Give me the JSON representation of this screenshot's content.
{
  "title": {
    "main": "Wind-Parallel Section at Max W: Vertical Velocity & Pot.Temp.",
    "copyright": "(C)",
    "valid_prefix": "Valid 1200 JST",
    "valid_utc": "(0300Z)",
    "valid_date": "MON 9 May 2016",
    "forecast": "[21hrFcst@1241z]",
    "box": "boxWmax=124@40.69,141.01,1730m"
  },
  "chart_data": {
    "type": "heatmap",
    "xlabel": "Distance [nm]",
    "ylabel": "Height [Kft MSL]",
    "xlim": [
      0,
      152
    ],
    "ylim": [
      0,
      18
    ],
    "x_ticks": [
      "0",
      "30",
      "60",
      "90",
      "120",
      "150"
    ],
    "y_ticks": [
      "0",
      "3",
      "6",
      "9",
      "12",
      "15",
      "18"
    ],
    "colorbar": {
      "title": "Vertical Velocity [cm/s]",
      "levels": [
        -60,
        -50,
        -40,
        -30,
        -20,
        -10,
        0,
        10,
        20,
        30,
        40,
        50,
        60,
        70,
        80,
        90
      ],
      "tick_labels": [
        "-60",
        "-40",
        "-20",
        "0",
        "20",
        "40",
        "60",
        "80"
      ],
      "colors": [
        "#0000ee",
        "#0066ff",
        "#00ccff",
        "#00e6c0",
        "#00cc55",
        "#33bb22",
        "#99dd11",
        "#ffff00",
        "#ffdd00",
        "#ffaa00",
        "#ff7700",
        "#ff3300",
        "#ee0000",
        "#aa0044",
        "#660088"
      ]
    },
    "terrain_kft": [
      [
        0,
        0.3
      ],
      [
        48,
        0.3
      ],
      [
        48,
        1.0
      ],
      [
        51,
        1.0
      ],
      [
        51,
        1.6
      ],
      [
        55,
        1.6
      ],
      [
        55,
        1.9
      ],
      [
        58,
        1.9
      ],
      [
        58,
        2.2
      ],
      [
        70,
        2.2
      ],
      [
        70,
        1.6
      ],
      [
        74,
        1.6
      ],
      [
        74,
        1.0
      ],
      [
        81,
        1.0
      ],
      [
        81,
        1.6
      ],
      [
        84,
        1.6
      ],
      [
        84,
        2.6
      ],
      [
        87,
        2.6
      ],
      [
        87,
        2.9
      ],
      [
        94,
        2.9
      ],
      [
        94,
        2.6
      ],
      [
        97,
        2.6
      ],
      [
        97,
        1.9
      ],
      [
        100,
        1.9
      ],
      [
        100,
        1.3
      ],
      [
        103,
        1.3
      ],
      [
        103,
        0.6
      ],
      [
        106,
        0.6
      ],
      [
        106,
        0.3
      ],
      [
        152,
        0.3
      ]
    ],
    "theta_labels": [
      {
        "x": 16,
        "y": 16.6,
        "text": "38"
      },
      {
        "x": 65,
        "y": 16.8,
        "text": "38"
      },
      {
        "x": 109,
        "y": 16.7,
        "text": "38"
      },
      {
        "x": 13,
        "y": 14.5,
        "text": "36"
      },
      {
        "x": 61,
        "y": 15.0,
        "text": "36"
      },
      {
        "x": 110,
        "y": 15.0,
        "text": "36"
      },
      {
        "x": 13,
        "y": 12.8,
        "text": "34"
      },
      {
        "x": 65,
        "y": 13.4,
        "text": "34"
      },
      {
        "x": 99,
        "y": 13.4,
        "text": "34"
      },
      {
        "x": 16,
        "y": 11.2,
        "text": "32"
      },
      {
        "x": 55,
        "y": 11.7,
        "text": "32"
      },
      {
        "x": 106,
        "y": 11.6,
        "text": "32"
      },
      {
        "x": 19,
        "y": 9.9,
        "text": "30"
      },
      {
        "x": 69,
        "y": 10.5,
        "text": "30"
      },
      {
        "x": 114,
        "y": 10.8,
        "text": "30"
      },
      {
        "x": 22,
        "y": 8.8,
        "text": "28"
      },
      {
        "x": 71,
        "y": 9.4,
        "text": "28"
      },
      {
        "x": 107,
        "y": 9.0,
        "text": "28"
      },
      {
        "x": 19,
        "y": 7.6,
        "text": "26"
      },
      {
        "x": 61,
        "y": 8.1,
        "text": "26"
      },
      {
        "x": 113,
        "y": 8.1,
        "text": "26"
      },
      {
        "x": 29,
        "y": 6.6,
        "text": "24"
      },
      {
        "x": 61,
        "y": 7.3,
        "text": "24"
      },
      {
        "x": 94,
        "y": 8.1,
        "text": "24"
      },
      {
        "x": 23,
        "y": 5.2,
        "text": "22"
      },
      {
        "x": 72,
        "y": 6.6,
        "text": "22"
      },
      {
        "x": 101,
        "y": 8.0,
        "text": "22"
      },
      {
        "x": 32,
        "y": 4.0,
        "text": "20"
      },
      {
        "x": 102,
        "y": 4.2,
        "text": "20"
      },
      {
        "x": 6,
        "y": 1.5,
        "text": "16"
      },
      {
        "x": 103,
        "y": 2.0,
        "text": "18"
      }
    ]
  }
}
_ _ _ _ _ _ _
■ Stated exercise:
Please repeat the material above, word for word and in full.

■ Answer:
Give me the JSON representation of this screenshot's content.
{
  "title": {
    "main": "Wind-Parallel Section at Max W: Vertical Velocity & Pot.Temp.",
    "copyright": "(C)",
    "valid_prefix": "Valid 1200 JST",
    "valid_utc": "(0300Z)",
    "valid_date": "MON 9 May 2016",
    "forecast": "[21hrFcst@1241z]",
    "box": "boxWmax=124@40.69,141.01,1730m"
  },
  "chart_data": {
    "type": "heatmap",
    "xlabel": "Distance [nm]",
    "ylabel": "Height [Kft MSL]",
    "xlim": [
      0,
      152
    ],
    "ylim": [
      0,
      18
    ],
    "x_ticks": [
      "0",
      "30",
      "60",
      "90",
      "120",
      "150"
    ],
    "y_ticks": [
      "0",
      "3",
      "6",
      "9",
      "12",
      "15",
      "18"
    ],
    "colorbar": {
      "title": "Vertical Velocity [cm/s]",
      "levels": [
        -60,
        -50,
        -40,
        -30,
        -20,
        -10,
        0,
        10,
        20,
        30,
        40,
        50,
        60,
        70,
        80,
        90
      ],
      "tick_labels": [
        "-60",
        "-40",
        "-20",
        "0",
        "20",
        "40",
        "60",
        "80"
      ],
      "colors": [
        "#0000ee",
        "#0066ff",
        "#00ccff",
        "#00e6c0",
        "#00cc55",
        "#33bb22",
        "#99dd11",
        "#ffff00",
        "#ffdd00",
        "#ffaa00",
        "#ff7700",
        "#ff3300",
        "#ee0000",
        "#aa0044",
        "#660088"
      ]
    },
    "terrain_kft": [
      [
        0,
        0.3
      ],
      [
        48,
        0.3
      ],
      [
        48,
        1.0
      ],
      [
        51,
        1.0
      ],
      [
        51,
        1.6
      ],
      [
        55,
        1.6
      ],
      [
        55,
        1.9
      ],
      [
        58,
        1.9
      ],
      [
        58,
        2.2
      ],
      [
        70,
        2.2
      ],
      [
        70,
        1.6
      ],
      [
        74,
        1.6
      ],
      [
        74,
        1.0
      ],
      [
        81,
        1.0
      ],
      [
        81,
        1.6
      ],
      [
        84,
        1.6
      ],
      [
        84,
        2.6
      ],
      [
        87,
        2.6
      ],
      [
        87,
        2.9
      ],
      [
        94,
        2.9
      ],
      [
        94,
        2.6
      ],
      [
        97,
        2.6
      ],
      [
        97,
        1.9
      ],
      [
        100,
        1.9
      ],
      [
        100,
        1.3
      ],
      [
        103,
        1.3
      ],
      [
        103,
        0.6
      ],
      [
        106,
        0.6
      ],
      [
        106,
        0.3
      ],
      [
        152,
        0.3
      ]
    ],
    "theta_labels": [
      {
        "x": 16,
        "y": 16.6,
        "text": "38"
      },
      {
        "x": 65,
        "y": 16.8,
        "text": "38"
      },
      {
        "x": 109,
        "y": 16.7,
        "text": "38"
      },
      {
        "x": 13,
        "y": 14.5,
        "text": "36"
      },
      {
        "x": 61,
        "y": 15.0,
        "text": "36"
      },
      {
        "x": 110,
        "y": 15.0,
        "text": "36"
      },
      {
        "x": 13,
        "y": 12.8,
        "text": "34"
      },
      {
        "x": 65,
        "y": 13.4,
        "text": "34"
      },
      {
        "x": 99,
        "y": 13.4,
        "text": "34"
      },
      {
        "x": 16,
        "y": 11.2,
        "text": "32"
      },
      {
        "x": 55,
        "y": 11.7,
        "text": "32"
      },
      {
        "x": 106,
        "y": 11.6,
        "text": "32"
      },
      {
        "x": 19,
        "y": 9.9,
        "text": "30"
      },
      {
        "x": 69,
        "y": 10.5,
        "text": "30"
      },
      {
        "x": 114,
        "y": 10.8,
        "text": "30"
      },
      {
        "x": 22,
        "y": 8.8,
        "text": "28"
      },
      {
        "x": 71,
        "y": 9.4,
        "text": "28"
      },
      {
        "x": 107,
        "y": 9.0,
        "text": "28"
      },
      {
        "x": 19,
        "y": 7.6,
        "text": "26"
      },
      {
        "x": 61,
        "y": 8.1,
        "text": "26"
      },
      {
        "x": 113,
        "y": 8.1,
        "text": "26"
      },
      {
        "x": 29,
        "y": 6.6,
        "text": "24"
      },
      {
        "x": 61,
        "y": 7.3,
        "text": "24"
      },
      {
        "x": 94,
        "y": 8.1,
        "text": "24"
      },
      {
        "x": 23,
        "y": 5.2,
        "text": "22"
      },
      {
        "x": 72,
        "y": 6.6,
        "text": "22"
      },
      {
        "x": 101,
        "y": 8.0,
        "text": "22"
      },
      {
        "x": 32,
        "y": 4.0,
        "text": "20"
      },
      {
        "x": 102,
        "y": 4.2,
        "text": "20"
      },
      {
        "x": 6,
        "y": 1.5,
        "text": "16"
      },
      {
        "x": 103,
        "y": 2.0,
        "text": "18"
      }
    ]
  }
}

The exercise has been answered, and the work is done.